_WORK TO DO_
Give a count of the lines below that have the string "marker" in them, with no other words.

Figure dataset records
● ● ● ● ●

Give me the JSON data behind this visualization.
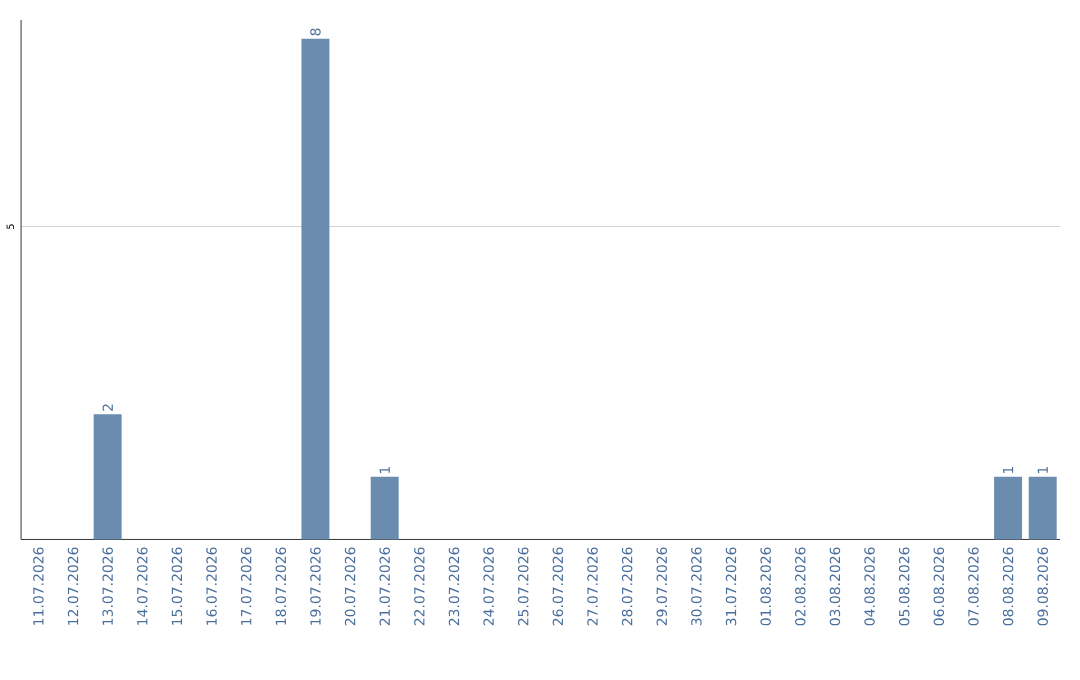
{
  "chart_data": {
    "type": "bar",
    "categories": [
      "11.07.2026",
      "12.07.2026",
      "13.07.2026",
      "14.07.2026",
      "15.07.2026",
      "16.07.2026",
      "17.07.2026",
      "18.07.2026",
      "19.07.2026",
      "20.07.2026",
      "21.07.2026",
      "22.07.2026",
      "23.07.2026",
      "24.07.2026",
      "25.07.2026",
      "26.07.2026",
      "27.07.2026",
      "28.07.2026",
      "29.07.2026",
      "30.07.2026",
      "31.07.2026",
      "01.08.2026",
      "02.08.2026",
      "03.08.2026",
      "04.08.2026",
      "05.08.2026",
      "06.08.2026",
      "07.08.2026",
      "08.08.2026",
      "09.08.2026"
    ],
    "values": [
      0,
      0,
      2,
      0,
      0,
      0,
      0,
      0,
      8,
      0,
      1,
      0,
      0,
      0,
      0,
      0,
      0,
      0,
      0,
      0,
      0,
      0,
      0,
      0,
      0,
      0,
      0,
      0,
      1,
      1
    ],
    "value_labels": [
      null,
      null,
      "2",
      null,
      null,
      null,
      null,
      null,
      "8",
      null,
      "1",
      null,
      null,
      null,
      null,
      null,
      null,
      null,
      null,
      null,
      null,
      null,
      null,
      null,
      null,
      null,
      null,
      null,
      "1",
      "1"
    ],
    "color": "#6a8caf",
    "ylim": [
      0,
      8.3
    ],
    "yticks": [
      5
    ],
    "grid": "y"
  }
}
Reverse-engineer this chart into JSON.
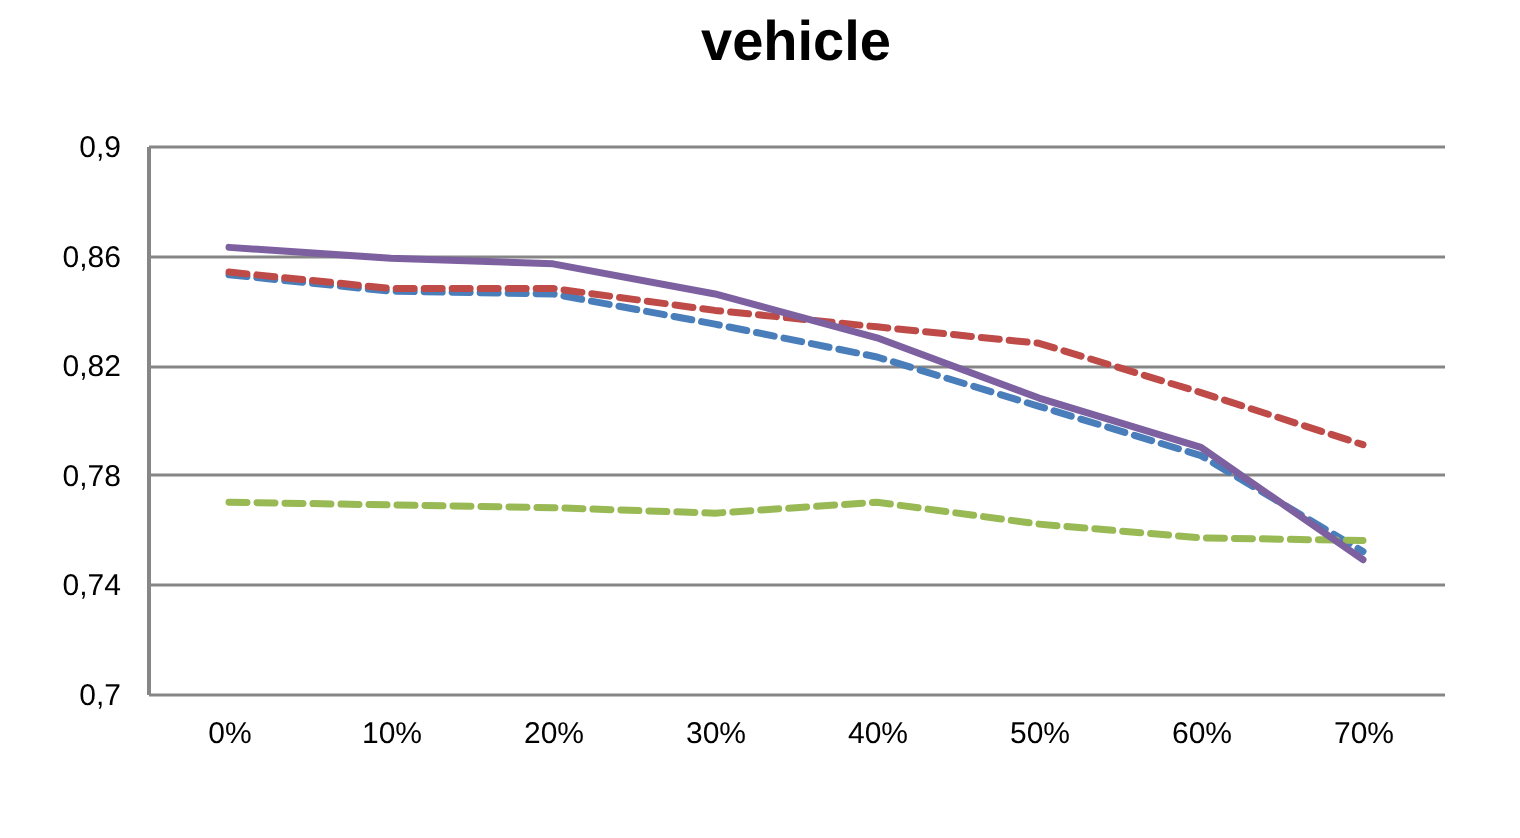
{
  "chart_data": {
    "type": "line",
    "title": "vehicle",
    "categories": [
      "0%",
      "10%",
      "20%",
      "30%",
      "40%",
      "50%",
      "60%",
      "70%"
    ],
    "series": [
      {
        "color": "#4a7ebb",
        "line_style": "dashed",
        "values": [
          0.853,
          0.847,
          0.846,
          0.835,
          0.823,
          0.805,
          0.787,
          0.752
        ]
      },
      {
        "color": "#be4b48",
        "line_style": "dashed",
        "values": [
          0.854,
          0.848,
          0.848,
          0.84,
          0.834,
          0.828,
          0.81,
          0.791
        ]
      },
      {
        "color": "#98b954",
        "line_style": "dashed",
        "values": [
          0.77,
          0.769,
          0.768,
          0.766,
          0.77,
          0.762,
          0.757,
          0.756
        ]
      },
      {
        "color": "#7d60a0",
        "line_style": "solid",
        "values": [
          0.863,
          0.859,
          0.857,
          0.846,
          0.83,
          0.808,
          0.79,
          0.749
        ]
      }
    ],
    "ylim": [
      0.7,
      0.9
    ],
    "yticks": [
      {
        "value": 0.7,
        "label": "0,7"
      },
      {
        "value": 0.74,
        "label": "0,74"
      },
      {
        "value": 0.78,
        "label": "0,78"
      },
      {
        "value": 0.82,
        "label": "0,82"
      },
      {
        "value": 0.86,
        "label": "0,86"
      },
      {
        "value": 0.9,
        "label": "0,9"
      }
    ],
    "grid": "y",
    "marker": "none"
  }
}
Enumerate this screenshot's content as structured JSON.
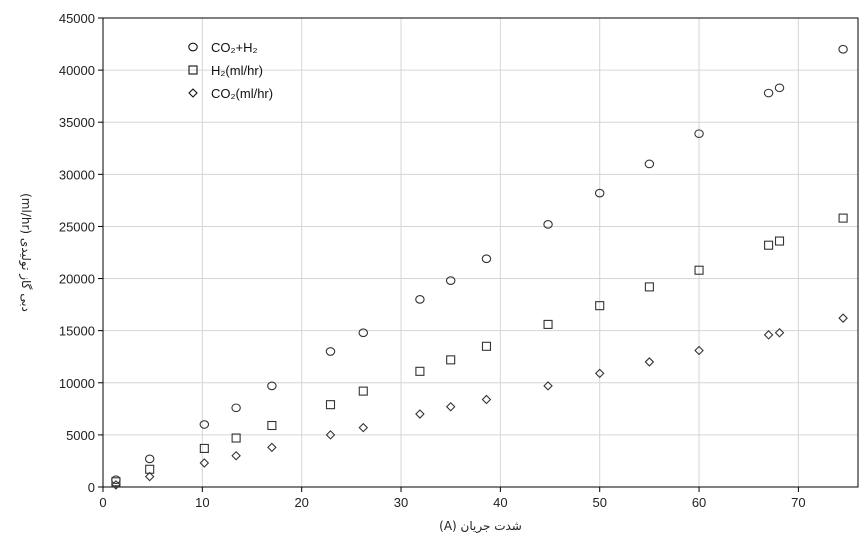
{
  "chart_data": {
    "type": "scatter",
    "title": "",
    "xlabel": "شدت جریان (A)",
    "ylabel": "دبی گاز تولیدی (ml/hr)",
    "xlim": [
      0,
      76
    ],
    "ylim": [
      0,
      45000
    ],
    "x_ticks": [
      0,
      10,
      20,
      30,
      40,
      50,
      60,
      70
    ],
    "y_ticks": [
      0,
      5000,
      10000,
      15000,
      20000,
      25000,
      30000,
      35000,
      40000,
      45000
    ],
    "grid": true,
    "legend_position": "top-left",
    "series": [
      {
        "name": "CO₂+H₂",
        "marker": "circle",
        "color": "#333333",
        "x": [
          1.3,
          4.7,
          10.2,
          13.4,
          17.0,
          22.9,
          26.2,
          31.9,
          35.0,
          38.6,
          44.8,
          50.0,
          55.0,
          60.0,
          67.0,
          68.1,
          74.5
        ],
        "y": [
          700,
          2700,
          6000,
          7600,
          9700,
          13000,
          14800,
          18000,
          19800,
          21900,
          25200,
          28200,
          31000,
          33900,
          37800,
          38300,
          42000
        ]
      },
      {
        "name": "H₂(ml/hr)",
        "marker": "square",
        "color": "#333333",
        "x": [
          1.3,
          4.7,
          10.2,
          13.4,
          17.0,
          22.9,
          26.2,
          31.9,
          35.0,
          38.6,
          44.8,
          50.0,
          55.0,
          60.0,
          67.0,
          68.1,
          74.5
        ],
        "y": [
          500,
          1700,
          3700,
          4700,
          5900,
          7900,
          9200,
          11100,
          12200,
          13500,
          15600,
          17400,
          19200,
          20800,
          23200,
          23600,
          25800
        ]
      },
      {
        "name": "CO₂(ml/hr)",
        "marker": "diamond",
        "color": "#333333",
        "x": [
          1.3,
          4.7,
          10.2,
          13.4,
          17.0,
          22.9,
          26.2,
          31.9,
          35.0,
          38.6,
          44.8,
          50.0,
          55.0,
          60.0,
          67.0,
          68.1,
          74.5
        ],
        "y": [
          200,
          1000,
          2300,
          3000,
          3800,
          5000,
          5700,
          7000,
          7700,
          8400,
          9700,
          10900,
          12000,
          13100,
          14600,
          14800,
          16200
        ]
      }
    ]
  }
}
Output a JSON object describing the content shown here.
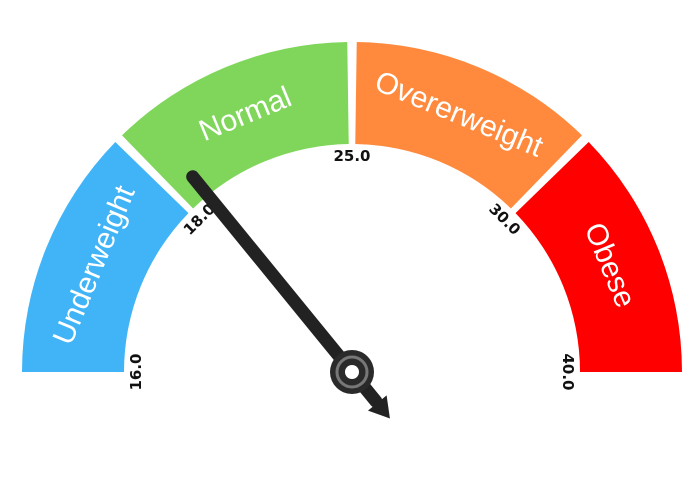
{
  "chart_data": {
    "type": "gauge",
    "min": 16.0,
    "max": 40.0,
    "value": 18.9,
    "segments": [
      {
        "label": "Underweight",
        "from": 16.0,
        "to": 18.0,
        "color": "#40b4f7"
      },
      {
        "label": "Normal",
        "from": 18.0,
        "to": 25.0,
        "color": "#7fd65b"
      },
      {
        "label": "Overerweight",
        "from": 25.0,
        "to": 30.0,
        "color": "#ff8a3d"
      },
      {
        "label": "Obese",
        "from": 30.0,
        "to": 40.0,
        "color": "#ff0000"
      }
    ],
    "ticks": [
      {
        "value": 16.0,
        "label": "16.0"
      },
      {
        "value": 18.0,
        "label": "18.0"
      },
      {
        "value": 25.0,
        "label": "25.0"
      },
      {
        "value": 30.0,
        "label": "30.0"
      },
      {
        "value": 40.0,
        "label": "40.0"
      }
    ],
    "needle_color": "#222222"
  }
}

● ● ● ● ●

_COMPLETE OUTPUT_
4